> [Set problem]
Word for word, give the material below again, minus any images.

> [Given entries]

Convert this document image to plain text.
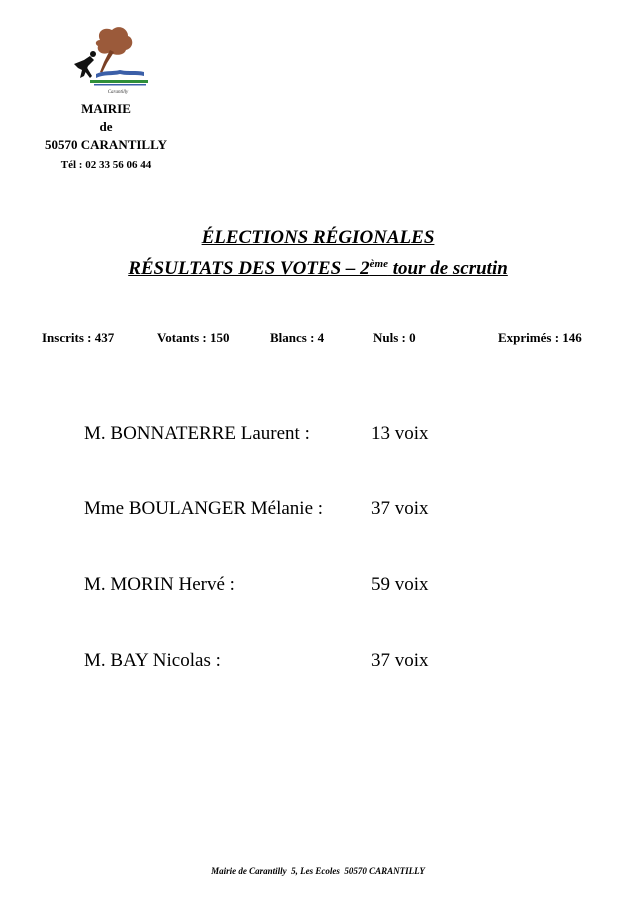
Carantilly
MAIRIE
de
50570 CARANTILLY
Tél : 02 33 56 06 44
ÉLECTIONS RÉGIONALES
RÉSULTATS DES VOTES – 2ème tour de scrutin
Inscrits : 437	Votants : 150	Blancs : 4	Nuls : 0	Exprimés : 146
M. BONNATERRE Laurent :	13 voix
Mme BOULANGER Mélanie :	37 voix
M. MORIN Hervé :	59 voix
M. BAY Nicolas :	37 voix
Mairie de Carantilly  5, Les Ecoles  50570 CARANTILLY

> [Solved exercise]
Convert this document image to plain text.
Carantilly
MAIRIE
de
50570 CARANTILLY
Tél : 02 33 56 06 44
ÉLECTIONS RÉGIONALES
RÉSULTATS DES VOTES – 2ème tour de scrutin
Inscrits : 437	Votants : 150	Blancs : 4	Nuls : 0	Exprimés : 146
M. BONNATERRE Laurent :	13 voix
Mme BOULANGER Mélanie :	37 voix
M. MORIN Hervé :	59 voix
M. BAY Nicolas :	37 voix
Mairie de Carantilly  5, Les Ecoles  50570 CARANTILLY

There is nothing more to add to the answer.